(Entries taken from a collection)
--- BEGIN ---

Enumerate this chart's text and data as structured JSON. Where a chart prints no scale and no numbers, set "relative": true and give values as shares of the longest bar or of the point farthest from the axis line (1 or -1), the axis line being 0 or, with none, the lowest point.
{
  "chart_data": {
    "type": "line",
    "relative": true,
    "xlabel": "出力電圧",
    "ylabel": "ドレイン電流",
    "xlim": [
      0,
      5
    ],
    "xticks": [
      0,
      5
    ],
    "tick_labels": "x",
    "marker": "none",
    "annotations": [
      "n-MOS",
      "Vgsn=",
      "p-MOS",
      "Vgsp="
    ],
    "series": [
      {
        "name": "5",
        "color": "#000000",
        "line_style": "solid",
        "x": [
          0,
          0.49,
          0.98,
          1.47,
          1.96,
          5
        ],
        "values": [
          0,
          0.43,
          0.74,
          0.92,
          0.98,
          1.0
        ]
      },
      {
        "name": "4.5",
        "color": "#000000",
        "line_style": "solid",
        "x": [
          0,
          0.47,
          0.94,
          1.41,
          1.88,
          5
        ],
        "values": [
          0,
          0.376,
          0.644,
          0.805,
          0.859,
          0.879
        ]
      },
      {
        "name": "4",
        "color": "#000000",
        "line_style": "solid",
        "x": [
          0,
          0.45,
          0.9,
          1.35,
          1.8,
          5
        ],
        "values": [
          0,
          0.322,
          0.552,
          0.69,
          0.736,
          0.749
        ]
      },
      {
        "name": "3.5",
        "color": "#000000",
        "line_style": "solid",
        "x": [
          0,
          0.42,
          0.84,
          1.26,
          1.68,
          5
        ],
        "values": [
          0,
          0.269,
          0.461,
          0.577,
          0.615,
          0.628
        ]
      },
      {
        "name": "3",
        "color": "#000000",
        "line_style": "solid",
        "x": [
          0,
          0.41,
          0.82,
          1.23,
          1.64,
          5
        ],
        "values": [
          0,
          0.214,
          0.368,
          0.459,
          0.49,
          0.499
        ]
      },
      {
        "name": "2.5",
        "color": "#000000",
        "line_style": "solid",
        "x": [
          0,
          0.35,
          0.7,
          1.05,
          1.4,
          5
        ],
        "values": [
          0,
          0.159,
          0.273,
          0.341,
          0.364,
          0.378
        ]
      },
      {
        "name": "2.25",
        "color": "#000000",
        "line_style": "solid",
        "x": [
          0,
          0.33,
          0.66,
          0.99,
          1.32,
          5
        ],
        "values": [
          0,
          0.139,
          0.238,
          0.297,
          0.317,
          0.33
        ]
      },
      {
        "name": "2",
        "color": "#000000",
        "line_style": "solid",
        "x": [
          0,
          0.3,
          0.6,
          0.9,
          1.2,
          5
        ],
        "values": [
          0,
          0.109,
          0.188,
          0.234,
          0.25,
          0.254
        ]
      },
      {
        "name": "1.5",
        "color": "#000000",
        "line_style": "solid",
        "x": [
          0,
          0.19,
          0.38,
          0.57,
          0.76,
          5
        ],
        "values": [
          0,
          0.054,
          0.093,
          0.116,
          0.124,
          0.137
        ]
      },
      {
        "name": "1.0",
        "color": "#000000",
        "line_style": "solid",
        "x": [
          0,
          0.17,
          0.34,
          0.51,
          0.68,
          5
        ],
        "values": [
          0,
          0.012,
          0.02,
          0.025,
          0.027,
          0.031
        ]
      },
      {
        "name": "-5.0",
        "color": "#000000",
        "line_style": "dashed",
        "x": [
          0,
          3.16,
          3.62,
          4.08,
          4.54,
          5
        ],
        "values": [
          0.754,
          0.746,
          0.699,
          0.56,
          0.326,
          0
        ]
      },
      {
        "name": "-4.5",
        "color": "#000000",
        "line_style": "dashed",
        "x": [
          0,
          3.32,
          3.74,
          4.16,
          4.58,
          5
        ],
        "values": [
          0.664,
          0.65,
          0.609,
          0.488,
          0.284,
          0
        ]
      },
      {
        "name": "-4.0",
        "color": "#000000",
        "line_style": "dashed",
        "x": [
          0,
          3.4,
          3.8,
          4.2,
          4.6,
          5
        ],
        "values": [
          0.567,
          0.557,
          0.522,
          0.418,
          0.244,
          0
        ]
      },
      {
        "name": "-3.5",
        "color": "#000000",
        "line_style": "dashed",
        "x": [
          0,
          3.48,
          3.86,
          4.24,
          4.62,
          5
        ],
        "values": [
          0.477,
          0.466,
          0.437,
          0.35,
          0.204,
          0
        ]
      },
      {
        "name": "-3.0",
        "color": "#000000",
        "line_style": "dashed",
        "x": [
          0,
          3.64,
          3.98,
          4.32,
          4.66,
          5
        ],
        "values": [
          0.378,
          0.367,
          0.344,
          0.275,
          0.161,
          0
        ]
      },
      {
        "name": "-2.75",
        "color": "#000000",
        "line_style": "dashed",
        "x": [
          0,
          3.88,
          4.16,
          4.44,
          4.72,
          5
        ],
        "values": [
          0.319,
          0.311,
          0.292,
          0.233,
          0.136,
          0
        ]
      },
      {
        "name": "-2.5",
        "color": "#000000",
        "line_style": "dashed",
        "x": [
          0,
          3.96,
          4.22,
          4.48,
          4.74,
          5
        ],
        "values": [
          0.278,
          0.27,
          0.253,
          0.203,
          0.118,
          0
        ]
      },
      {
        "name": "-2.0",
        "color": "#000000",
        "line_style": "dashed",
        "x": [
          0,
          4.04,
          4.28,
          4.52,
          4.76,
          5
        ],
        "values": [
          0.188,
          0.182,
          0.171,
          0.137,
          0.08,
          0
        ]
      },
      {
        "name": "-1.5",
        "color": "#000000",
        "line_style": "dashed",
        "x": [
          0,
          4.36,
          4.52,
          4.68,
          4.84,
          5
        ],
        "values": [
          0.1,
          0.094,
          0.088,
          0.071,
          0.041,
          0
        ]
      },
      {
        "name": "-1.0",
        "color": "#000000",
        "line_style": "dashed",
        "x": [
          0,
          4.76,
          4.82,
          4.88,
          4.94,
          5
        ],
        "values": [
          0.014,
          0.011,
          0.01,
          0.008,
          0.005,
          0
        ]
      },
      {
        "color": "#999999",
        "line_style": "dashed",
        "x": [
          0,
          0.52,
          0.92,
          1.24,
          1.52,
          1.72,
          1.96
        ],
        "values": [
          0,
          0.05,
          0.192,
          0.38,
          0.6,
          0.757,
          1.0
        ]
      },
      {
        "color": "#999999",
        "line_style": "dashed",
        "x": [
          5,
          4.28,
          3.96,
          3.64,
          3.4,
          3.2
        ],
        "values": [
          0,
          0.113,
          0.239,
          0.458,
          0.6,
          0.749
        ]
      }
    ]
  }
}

--- END ---

### TASK INSTRUCTIONS
Would you reproduce all the entries exactly?

### CORRECT RESULT
Enumerate this chart's text and data as structured JSON. Where a chart prints no scale and no numbers, set "relative": true and give values as shares of the longest bar or of the point farthest from the axis line (1 or -1), the axis line being 0 or, with none, the lowest point.
{
  "chart_data": {
    "type": "line",
    "relative": true,
    "xlabel": "出力電圧",
    "ylabel": "ドレイン電流",
    "xlim": [
      0,
      5
    ],
    "xticks": [
      0,
      5
    ],
    "tick_labels": "x",
    "marker": "none",
    "annotations": [
      "n-MOS",
      "Vgsn=",
      "p-MOS",
      "Vgsp="
    ],
    "series": [
      {
        "name": "5",
        "color": "#000000",
        "line_style": "solid",
        "x": [
          0,
          0.49,
          0.98,
          1.47,
          1.96,
          5
        ],
        "values": [
          0,
          0.43,
          0.74,
          0.92,
          0.98,
          1.0
        ]
      },
      {
        "name": "4.5",
        "color": "#000000",
        "line_style": "solid",
        "x": [
          0,
          0.47,
          0.94,
          1.41,
          1.88,
          5
        ],
        "values": [
          0,
          0.376,
          0.644,
          0.805,
          0.859,
          0.879
        ]
      },
      {
        "name": "4",
        "color": "#000000",
        "line_style": "solid",
        "x": [
          0,
          0.45,
          0.9,
          1.35,
          1.8,
          5
        ],
        "values": [
          0,
          0.322,
          0.552,
          0.69,
          0.736,
          0.749
        ]
      },
      {
        "name": "3.5",
        "color": "#000000",
        "line_style": "solid",
        "x": [
          0,
          0.42,
          0.84,
          1.26,
          1.68,
          5
        ],
        "values": [
          0,
          0.269,
          0.461,
          0.577,
          0.615,
          0.628
        ]
      },
      {
        "name": "3",
        "color": "#000000",
        "line_style": "solid",
        "x": [
          0,
          0.41,
          0.82,
          1.23,
          1.64,
          5
        ],
        "values": [
          0,
          0.214,
          0.368,
          0.459,
          0.49,
          0.499
        ]
      },
      {
        "name": "2.5",
        "color": "#000000",
        "line_style": "solid",
        "x": [
          0,
          0.35,
          0.7,
          1.05,
          1.4,
          5
        ],
        "values": [
          0,
          0.159,
          0.273,
          0.341,
          0.364,
          0.378
        ]
      },
      {
        "name": "2.25",
        "color": "#000000",
        "line_style": "solid",
        "x": [
          0,
          0.33,
          0.66,
          0.99,
          1.32,
          5
        ],
        "values": [
          0,
          0.139,
          0.238,
          0.297,
          0.317,
          0.33
        ]
      },
      {
        "name": "2",
        "color": "#000000",
        "line_style": "solid",
        "x": [
          0,
          0.3,
          0.6,
          0.9,
          1.2,
          5
        ],
        "values": [
          0,
          0.109,
          0.188,
          0.234,
          0.25,
          0.254
        ]
      },
      {
        "name": "1.5",
        "color": "#000000",
        "line_style": "solid",
        "x": [
          0,
          0.19,
          0.38,
          0.57,
          0.76,
          5
        ],
        "values": [
          0,
          0.054,
          0.093,
          0.116,
          0.124,
          0.137
        ]
      },
      {
        "name": "1.0",
        "color": "#000000",
        "line_style": "solid",
        "x": [
          0,
          0.17,
          0.34,
          0.51,
          0.68,
          5
        ],
        "values": [
          0,
          0.012,
          0.02,
          0.025,
          0.027,
          0.031
        ]
      },
      {
        "name": "-5.0",
        "color": "#000000",
        "line_style": "dashed",
        "x": [
          0,
          3.16,
          3.62,
          4.08,
          4.54,
          5
        ],
        "values": [
          0.754,
          0.746,
          0.699,
          0.56,
          0.326,
          0
        ]
      },
      {
        "name": "-4.5",
        "color": "#000000",
        "line_style": "dashed",
        "x": [
          0,
          3.32,
          3.74,
          4.16,
          4.58,
          5
        ],
        "values": [
          0.664,
          0.65,
          0.609,
          0.488,
          0.284,
          0
        ]
      },
      {
        "name": "-4.0",
        "color": "#000000",
        "line_style": "dashed",
        "x": [
          0,
          3.4,
          3.8,
          4.2,
          4.6,
          5
        ],
        "values": [
          0.567,
          0.557,
          0.522,
          0.418,
          0.244,
          0
        ]
      },
      {
        "name": "-3.5",
        "color": "#000000",
        "line_style": "dashed",
        "x": [
          0,
          3.48,
          3.86,
          4.24,
          4.62,
          5
        ],
        "values": [
          0.477,
          0.466,
          0.437,
          0.35,
          0.204,
          0
        ]
      },
      {
        "name": "-3.0",
        "color": "#000000",
        "line_style": "dashed",
        "x": [
          0,
          3.64,
          3.98,
          4.32,
          4.66,
          5
        ],
        "values": [
          0.378,
          0.367,
          0.344,
          0.275,
          0.161,
          0
        ]
      },
      {
        "name": "-2.75",
        "color": "#000000",
        "line_style": "dashed",
        "x": [
          0,
          3.88,
          4.16,
          4.44,
          4.72,
          5
        ],
        "values": [
          0.319,
          0.311,
          0.292,
          0.233,
          0.136,
          0
        ]
      },
      {
        "name": "-2.5",
        "color": "#000000",
        "line_style": "dashed",
        "x": [
          0,
          3.96,
          4.22,
          4.48,
          4.74,
          5
        ],
        "values": [
          0.278,
          0.27,
          0.253,
          0.203,
          0.118,
          0
        ]
      },
      {
        "name": "-2.0",
        "color": "#000000",
        "line_style": "dashed",
        "x": [
          0,
          4.04,
          4.28,
          4.52,
          4.76,
          5
        ],
        "values": [
          0.188,
          0.182,
          0.171,
          0.137,
          0.08,
          0
        ]
      },
      {
        "name": "-1.5",
        "color": "#000000",
        "line_style": "dashed",
        "x": [
          0,
          4.36,
          4.52,
          4.68,
          4.84,
          5
        ],
        "values": [
          0.1,
          0.094,
          0.088,
          0.071,
          0.041,
          0
        ]
      },
      {
        "name": "-1.0",
        "color": "#000000",
        "line_style": "dashed",
        "x": [
          0,
          4.76,
          4.82,
          4.88,
          4.94,
          5
        ],
        "values": [
          0.014,
          0.011,
          0.01,
          0.008,
          0.005,
          0
        ]
      },
      {
        "color": "#999999",
        "line_style": "dashed",
        "x": [
          0,
          0.52,
          0.92,
          1.24,
          1.52,
          1.72,
          1.96
        ],
        "values": [
          0,
          0.05,
          0.192,
          0.38,
          0.6,
          0.757,
          1.0
        ]
      },
      {
        "color": "#999999",
        "line_style": "dashed",
        "x": [
          5,
          4.28,
          3.96,
          3.64,
          3.4,
          3.2
        ],
        "values": [
          0,
          0.113,
          0.239,
          0.458,
          0.6,
          0.749
        ]
      }
    ]
  }
}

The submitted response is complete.